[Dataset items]
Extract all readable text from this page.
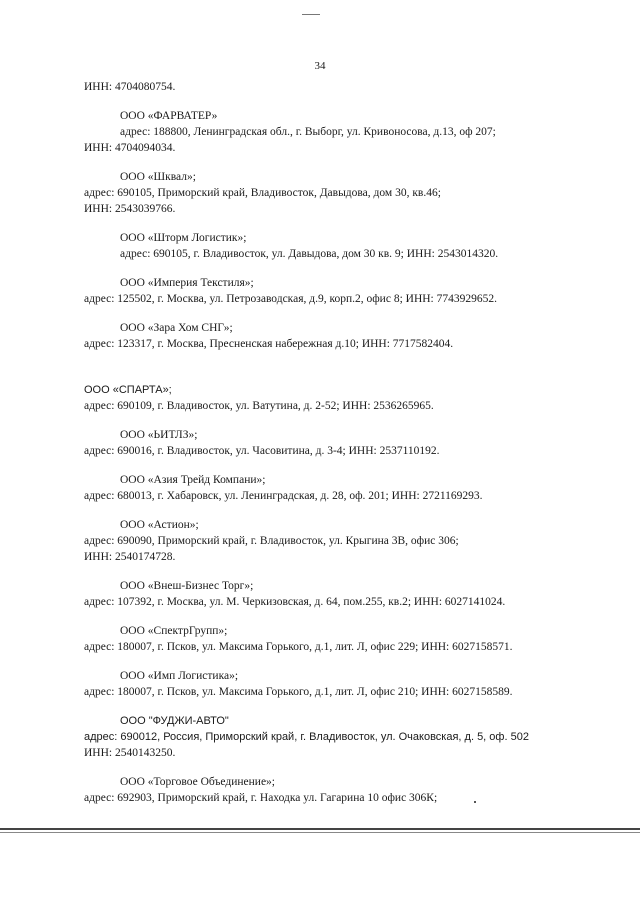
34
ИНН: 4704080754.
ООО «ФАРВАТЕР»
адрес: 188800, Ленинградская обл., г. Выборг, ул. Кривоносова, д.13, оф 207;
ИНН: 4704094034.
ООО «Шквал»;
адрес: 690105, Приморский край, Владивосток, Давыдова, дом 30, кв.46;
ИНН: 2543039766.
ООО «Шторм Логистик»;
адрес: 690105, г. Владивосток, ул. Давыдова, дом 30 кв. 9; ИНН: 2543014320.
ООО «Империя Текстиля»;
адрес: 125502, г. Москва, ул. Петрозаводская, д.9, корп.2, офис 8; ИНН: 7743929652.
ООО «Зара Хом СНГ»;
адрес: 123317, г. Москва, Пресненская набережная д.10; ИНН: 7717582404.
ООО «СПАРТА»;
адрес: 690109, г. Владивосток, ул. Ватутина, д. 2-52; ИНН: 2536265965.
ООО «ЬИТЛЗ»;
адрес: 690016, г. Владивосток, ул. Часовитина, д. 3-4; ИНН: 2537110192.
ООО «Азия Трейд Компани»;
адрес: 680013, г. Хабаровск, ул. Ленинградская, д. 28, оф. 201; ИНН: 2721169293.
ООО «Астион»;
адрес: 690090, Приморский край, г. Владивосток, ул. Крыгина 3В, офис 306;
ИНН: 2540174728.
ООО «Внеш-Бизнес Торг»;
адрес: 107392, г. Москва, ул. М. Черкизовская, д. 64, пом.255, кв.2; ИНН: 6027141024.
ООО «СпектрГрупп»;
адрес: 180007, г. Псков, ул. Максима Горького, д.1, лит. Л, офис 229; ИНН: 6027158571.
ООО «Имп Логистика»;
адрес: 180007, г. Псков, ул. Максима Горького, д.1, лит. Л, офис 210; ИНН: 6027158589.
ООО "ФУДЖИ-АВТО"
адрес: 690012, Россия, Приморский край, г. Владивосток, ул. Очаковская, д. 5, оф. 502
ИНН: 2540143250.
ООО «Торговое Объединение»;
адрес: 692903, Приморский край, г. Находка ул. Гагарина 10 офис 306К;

### Instructions to follow:
Reproduce the records above exactly, leaving out every picture they contain.

### The response:
Extract all readable text from this page.
34
ИНН: 4704080754.
ООО «ФАРВАТЕР»
адрес: 188800, Ленинградская обл., г. Выборг, ул. Кривоносова, д.13, оф 207;
ИНН: 4704094034.
ООО «Шквал»;
адрес: 690105, Приморский край, Владивосток, Давыдова, дом 30, кв.46;
ИНН: 2543039766.
ООО «Шторм Логистик»;
адрес: 690105, г. Владивосток, ул. Давыдова, дом 30 кв. 9; ИНН: 2543014320.
ООО «Империя Текстиля»;
адрес: 125502, г. Москва, ул. Петрозаводская, д.9, корп.2, офис 8; ИНН: 7743929652.
ООО «Зара Хом СНГ»;
адрес: 123317, г. Москва, Пресненская набережная д.10; ИНН: 7717582404.
ООО «СПАРТА»;
адрес: 690109, г. Владивосток, ул. Ватутина, д. 2-52; ИНН: 2536265965.
ООО «ЬИТЛЗ»;
адрес: 690016, г. Владивосток, ул. Часовитина, д. 3-4; ИНН: 2537110192.
ООО «Азия Трейд Компани»;
адрес: 680013, г. Хабаровск, ул. Ленинградская, д. 28, оф. 201; ИНН: 2721169293.
ООО «Астион»;
адрес: 690090, Приморский край, г. Владивосток, ул. Крыгина 3В, офис 306;
ИНН: 2540174728.
ООО «Внеш-Бизнес Торг»;
адрес: 107392, г. Москва, ул. М. Черкизовская, д. 64, пом.255, кв.2; ИНН: 6027141024.
ООО «СпектрГрупп»;
адрес: 180007, г. Псков, ул. Максима Горького, д.1, лит. Л, офис 229; ИНН: 6027158571.
ООО «Имп Логистика»;
адрес: 180007, г. Псков, ул. Максима Горького, д.1, лит. Л, офис 210; ИНН: 6027158589.
ООО "ФУДЖИ-АВТО"
адрес: 690012, Россия, Приморский край, г. Владивосток, ул. Очаковская, д. 5, оф. 502
ИНН: 2540143250.
ООО «Торговое Объединение»;
адрес: 692903, Приморский край, г. Находка ул. Гагарина 10 офис 306К;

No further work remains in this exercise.